(Data records)
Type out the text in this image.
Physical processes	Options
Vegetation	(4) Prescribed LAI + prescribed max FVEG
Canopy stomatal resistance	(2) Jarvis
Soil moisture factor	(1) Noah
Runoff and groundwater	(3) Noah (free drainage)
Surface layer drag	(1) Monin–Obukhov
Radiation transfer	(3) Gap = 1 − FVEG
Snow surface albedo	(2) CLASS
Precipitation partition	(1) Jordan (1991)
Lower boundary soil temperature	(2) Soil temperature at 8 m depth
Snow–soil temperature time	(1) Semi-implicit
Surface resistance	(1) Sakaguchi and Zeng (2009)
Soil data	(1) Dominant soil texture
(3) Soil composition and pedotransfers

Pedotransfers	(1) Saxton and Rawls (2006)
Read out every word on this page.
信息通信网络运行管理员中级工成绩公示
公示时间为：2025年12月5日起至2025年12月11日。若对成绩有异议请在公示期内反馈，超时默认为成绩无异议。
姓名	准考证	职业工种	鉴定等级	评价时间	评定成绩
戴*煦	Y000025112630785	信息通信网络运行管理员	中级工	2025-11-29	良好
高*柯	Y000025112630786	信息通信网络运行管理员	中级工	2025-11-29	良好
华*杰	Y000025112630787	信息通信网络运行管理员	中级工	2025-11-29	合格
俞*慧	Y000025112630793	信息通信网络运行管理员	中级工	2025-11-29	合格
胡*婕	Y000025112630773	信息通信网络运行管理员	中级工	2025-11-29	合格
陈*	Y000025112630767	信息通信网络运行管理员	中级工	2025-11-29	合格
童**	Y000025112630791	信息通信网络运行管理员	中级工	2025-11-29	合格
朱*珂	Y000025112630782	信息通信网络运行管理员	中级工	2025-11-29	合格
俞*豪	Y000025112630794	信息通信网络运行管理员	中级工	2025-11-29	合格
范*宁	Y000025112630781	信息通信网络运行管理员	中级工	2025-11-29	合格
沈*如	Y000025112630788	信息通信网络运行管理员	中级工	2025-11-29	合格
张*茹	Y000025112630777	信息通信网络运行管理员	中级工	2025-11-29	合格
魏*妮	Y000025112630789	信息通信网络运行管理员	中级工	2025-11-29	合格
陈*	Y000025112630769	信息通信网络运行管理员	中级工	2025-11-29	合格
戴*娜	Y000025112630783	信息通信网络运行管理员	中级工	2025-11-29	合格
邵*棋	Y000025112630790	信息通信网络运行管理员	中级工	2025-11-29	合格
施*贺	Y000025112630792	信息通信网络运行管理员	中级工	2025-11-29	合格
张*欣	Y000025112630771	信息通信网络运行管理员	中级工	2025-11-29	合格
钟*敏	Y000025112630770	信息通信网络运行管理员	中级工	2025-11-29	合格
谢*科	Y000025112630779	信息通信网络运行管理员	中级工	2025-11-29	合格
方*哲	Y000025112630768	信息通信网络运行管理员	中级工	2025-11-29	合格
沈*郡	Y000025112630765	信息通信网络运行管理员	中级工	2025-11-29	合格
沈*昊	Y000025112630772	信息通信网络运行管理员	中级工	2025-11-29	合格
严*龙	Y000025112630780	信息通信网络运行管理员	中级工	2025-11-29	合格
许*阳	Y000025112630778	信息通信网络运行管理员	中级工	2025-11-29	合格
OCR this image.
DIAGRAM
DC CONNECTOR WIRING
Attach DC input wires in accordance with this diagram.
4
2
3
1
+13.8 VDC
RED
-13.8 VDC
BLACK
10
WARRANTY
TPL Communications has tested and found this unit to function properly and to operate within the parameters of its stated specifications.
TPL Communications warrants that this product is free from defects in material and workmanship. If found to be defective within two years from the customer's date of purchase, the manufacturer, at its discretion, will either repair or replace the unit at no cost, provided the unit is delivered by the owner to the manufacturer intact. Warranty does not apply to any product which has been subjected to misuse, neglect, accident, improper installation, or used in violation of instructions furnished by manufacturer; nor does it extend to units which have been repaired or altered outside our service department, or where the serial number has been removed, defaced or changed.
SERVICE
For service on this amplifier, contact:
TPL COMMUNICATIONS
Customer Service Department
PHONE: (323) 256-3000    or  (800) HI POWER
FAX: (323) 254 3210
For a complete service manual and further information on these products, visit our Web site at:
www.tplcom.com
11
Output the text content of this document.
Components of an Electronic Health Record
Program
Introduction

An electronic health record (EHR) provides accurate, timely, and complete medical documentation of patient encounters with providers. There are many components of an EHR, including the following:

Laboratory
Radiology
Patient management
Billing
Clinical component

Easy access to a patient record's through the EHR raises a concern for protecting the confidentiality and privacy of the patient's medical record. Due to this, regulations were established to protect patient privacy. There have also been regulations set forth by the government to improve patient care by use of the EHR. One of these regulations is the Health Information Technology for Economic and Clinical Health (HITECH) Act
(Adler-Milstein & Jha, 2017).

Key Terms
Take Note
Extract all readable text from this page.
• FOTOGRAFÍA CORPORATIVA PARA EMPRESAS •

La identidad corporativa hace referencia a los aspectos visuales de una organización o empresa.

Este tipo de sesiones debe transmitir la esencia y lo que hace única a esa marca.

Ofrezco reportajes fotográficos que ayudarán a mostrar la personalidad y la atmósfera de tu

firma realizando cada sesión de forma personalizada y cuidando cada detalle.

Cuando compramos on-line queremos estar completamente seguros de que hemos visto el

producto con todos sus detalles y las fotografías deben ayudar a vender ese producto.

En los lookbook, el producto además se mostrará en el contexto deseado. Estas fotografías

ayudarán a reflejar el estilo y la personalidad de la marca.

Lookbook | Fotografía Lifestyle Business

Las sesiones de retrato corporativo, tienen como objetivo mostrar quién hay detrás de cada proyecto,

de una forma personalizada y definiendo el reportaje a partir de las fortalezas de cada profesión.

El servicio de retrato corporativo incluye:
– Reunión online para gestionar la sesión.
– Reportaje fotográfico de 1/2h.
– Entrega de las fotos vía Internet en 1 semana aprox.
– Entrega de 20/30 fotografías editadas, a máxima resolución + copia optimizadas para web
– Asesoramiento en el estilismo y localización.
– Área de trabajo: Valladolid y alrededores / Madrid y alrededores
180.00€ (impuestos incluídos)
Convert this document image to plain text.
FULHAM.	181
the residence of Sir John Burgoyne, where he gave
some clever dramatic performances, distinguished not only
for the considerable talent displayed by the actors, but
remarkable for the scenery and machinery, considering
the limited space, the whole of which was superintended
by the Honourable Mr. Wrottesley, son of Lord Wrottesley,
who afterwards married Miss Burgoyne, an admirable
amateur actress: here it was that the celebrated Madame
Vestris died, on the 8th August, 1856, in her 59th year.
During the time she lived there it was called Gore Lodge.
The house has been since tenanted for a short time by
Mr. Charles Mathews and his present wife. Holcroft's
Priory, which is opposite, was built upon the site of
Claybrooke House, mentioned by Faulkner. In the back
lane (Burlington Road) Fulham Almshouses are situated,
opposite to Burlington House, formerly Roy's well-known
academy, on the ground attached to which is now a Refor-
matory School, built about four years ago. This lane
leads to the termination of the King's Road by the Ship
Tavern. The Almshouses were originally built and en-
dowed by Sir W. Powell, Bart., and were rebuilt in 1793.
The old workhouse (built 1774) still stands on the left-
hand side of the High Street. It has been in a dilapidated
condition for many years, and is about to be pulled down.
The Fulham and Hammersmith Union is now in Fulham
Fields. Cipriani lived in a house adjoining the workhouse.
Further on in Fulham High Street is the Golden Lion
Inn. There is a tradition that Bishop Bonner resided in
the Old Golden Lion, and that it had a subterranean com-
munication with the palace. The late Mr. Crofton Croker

### The problem
Return the whole listing exactly.

### Output
Type out the text in this image.
Physical processes	Options
Vegetation	(4) Prescribed LAI + prescribed max FVEG
Canopy stomatal resistance	(2) Jarvis
Soil moisture factor	(1) Noah
Runoff and groundwater	(3) Noah (free drainage)
Surface layer drag	(1) Monin–Obukhov
Radiation transfer	(3) Gap = 1 − FVEG
Snow surface albedo	(2) CLASS
Precipitation partition	(1) Jordan (1991)
Lower boundary soil temperature	(2) Soil temperature at 8 m depth
Snow–soil temperature time	(1) Semi-implicit
Surface resistance	(1) Sakaguchi and Zeng (2009)
Soil data	(1) Dominant soil texture
(3) Soil composition and pedotransfers

Pedotransfers	(1) Saxton and Rawls (2006)
Read out every word on this page.
信息通信网络运行管理员中级工成绩公示
公示时间为：2025年12月5日起至2025年12月11日。若对成绩有异议请在公示期内反馈，超时默认为成绩无异议。
姓名	准考证	职业工种	鉴定等级	评价时间	评定成绩
戴*煦	Y000025112630785	信息通信网络运行管理员	中级工	2025-11-29	良好
高*柯	Y000025112630786	信息通信网络运行管理员	中级工	2025-11-29	良好
华*杰	Y000025112630787	信息通信网络运行管理员	中级工	2025-11-29	合格
俞*慧	Y000025112630793	信息通信网络运行管理员	中级工	2025-11-29	合格
胡*婕	Y000025112630773	信息通信网络运行管理员	中级工	2025-11-29	合格
陈*	Y000025112630767	信息通信网络运行管理员	中级工	2025-11-29	合格
童**	Y000025112630791	信息通信网络运行管理员	中级工	2025-11-29	合格
朱*珂	Y000025112630782	信息通信网络运行管理员	中级工	2025-11-29	合格
俞*豪	Y000025112630794	信息通信网络运行管理员	中级工	2025-11-29	合格
范*宁	Y000025112630781	信息通信网络运行管理员	中级工	2025-11-29	合格
沈*如	Y000025112630788	信息通信网络运行管理员	中级工	2025-11-29	合格
张*茹	Y000025112630777	信息通信网络运行管理员	中级工	2025-11-29	合格
魏*妮	Y000025112630789	信息通信网络运行管理员	中级工	2025-11-29	合格
陈*	Y000025112630769	信息通信网络运行管理员	中级工	2025-11-29	合格
戴*娜	Y000025112630783	信息通信网络运行管理员	中级工	2025-11-29	合格
邵*棋	Y000025112630790	信息通信网络运行管理员	中级工	2025-11-29	合格
施*贺	Y000025112630792	信息通信网络运行管理员	中级工	2025-11-29	合格
张*欣	Y000025112630771	信息通信网络运行管理员	中级工	2025-11-29	合格
钟*敏	Y000025112630770	信息通信网络运行管理员	中级工	2025-11-29	合格
谢*科	Y000025112630779	信息通信网络运行管理员	中级工	2025-11-29	合格
方*哲	Y000025112630768	信息通信网络运行管理员	中级工	2025-11-29	合格
沈*郡	Y000025112630765	信息通信网络运行管理员	中级工	2025-11-29	合格
沈*昊	Y000025112630772	信息通信网络运行管理员	中级工	2025-11-29	合格
严*龙	Y000025112630780	信息通信网络运行管理员	中级工	2025-11-29	合格
许*阳	Y000025112630778	信息通信网络运行管理员	中级工	2025-11-29	合格
OCR this image.
DIAGRAM
DC CONNECTOR WIRING
Attach DC input wires in accordance with this diagram.
4
2
3
1
+13.8 VDC
RED
-13.8 VDC
BLACK
10
WARRANTY
TPL Communications has tested and found this unit to function properly and to operate within the parameters of its stated specifications.
TPL Communications warrants that this product is free from defects in material and workmanship. If found to be defective within two years from the customer's date of purchase, the manufacturer, at its discretion, will either repair or replace the unit at no cost, provided the unit is delivered by the owner to the manufacturer intact. Warranty does not apply to any product which has been subjected to misuse, neglect, accident, improper installation, or used in violation of instructions furnished by manufacturer; nor does it extend to units which have been repaired or altered outside our service department, or where the serial number has been removed, defaced or changed.
SERVICE
For service on this amplifier, contact:
TPL COMMUNICATIONS
Customer Service Department
PHONE: (323) 256-3000    or  (800) HI POWER
FAX: (323) 254 3210
For a complete service manual and further information on these products, visit our Web site at:
www.tplcom.com
11
Output the text content of this document.
Components of an Electronic Health Record
Program
Introduction

An electronic health record (EHR) provides accurate, timely, and complete medical documentation of patient encounters with providers. There are many components of an EHR, including the following:

Laboratory
Radiology
Patient management
Billing
Clinical component

Easy access to a patient record's through the EHR raises a concern for protecting the confidentiality and privacy of the patient's medical record. Due to this, regulations were established to protect patient privacy. There have also been regulations set forth by the government to improve patient care by use of the EHR. One of these regulations is the Health Information Technology for Economic and Clinical Health (HITECH) Act
(Adler-Milstein & Jha, 2017).

Key Terms
Take Note
Extract all readable text from this page.
• FOTOGRAFÍA CORPORATIVA PARA EMPRESAS •

La identidad corporativa hace referencia a los aspectos visuales de una organización o empresa.

Este tipo de sesiones debe transmitir la esencia y lo que hace única a esa marca.

Ofrezco reportajes fotográficos que ayudarán a mostrar la personalidad y la atmósfera de tu

firma realizando cada sesión de forma personalizada y cuidando cada detalle.

Cuando compramos on-line queremos estar completamente seguros de que hemos visto el

producto con todos sus detalles y las fotografías deben ayudar a vender ese producto.

En los lookbook, el producto además se mostrará en el contexto deseado. Estas fotografías

ayudarán a reflejar el estilo y la personalidad de la marca.

Lookbook | Fotografía Lifestyle Business

Las sesiones de retrato corporativo, tienen como objetivo mostrar quién hay detrás de cada proyecto,

de una forma personalizada y definiendo el reportaje a partir de las fortalezas de cada profesión.

El servicio de retrato corporativo incluye:
– Reunión online para gestionar la sesión.
– Reportaje fotográfico de 1/2h.
– Entrega de las fotos vía Internet en 1 semana aprox.
– Entrega de 20/30 fotografías editadas, a máxima resolución + copia optimizadas para web
– Asesoramiento en el estilismo y localización.
– Área de trabajo: Valladolid y alrededores / Madrid y alrededores
180.00€ (impuestos incluídos)
Convert this document image to plain text.
FULHAM.	181
the residence of Sir John Burgoyne, where he gave
some clever dramatic performances, distinguished not only
for the considerable talent displayed by the actors, but
remarkable for the scenery and machinery, considering
the limited space, the whole of which was superintended
by the Honourable Mr. Wrottesley, son of Lord Wrottesley,
who afterwards married Miss Burgoyne, an admirable
amateur actress: here it was that the celebrated Madame
Vestris died, on the 8th August, 1856, in her 59th year.
During the time she lived there it was called Gore Lodge.
The house has been since tenanted for a short time by
Mr. Charles Mathews and his present wife. Holcroft's
Priory, which is opposite, was built upon the site of
Claybrooke House, mentioned by Faulkner. In the back
lane (Burlington Road) Fulham Almshouses are situated,
opposite to Burlington House, formerly Roy's well-known
academy, on the ground attached to which is now a Refor-
matory School, built about four years ago. This lane
leads to the termination of the King's Road by the Ship
Tavern. The Almshouses were originally built and en-
dowed by Sir W. Powell, Bart., and were rebuilt in 1793.
The old workhouse (built 1774) still stands on the left-
hand side of the High Street. It has been in a dilapidated
condition for many years, and is about to be pulled down.
The Fulham and Hammersmith Union is now in Fulham
Fields. Cipriani lived in a house adjoining the workhouse.
Further on in Fulham High Street is the Golden Lion
Inn. There is a tradition that Bishop Bonner resided in
the Old Golden Lion, and that it had a subterranean com-
munication with the palace. The late Mr. Crofton Croker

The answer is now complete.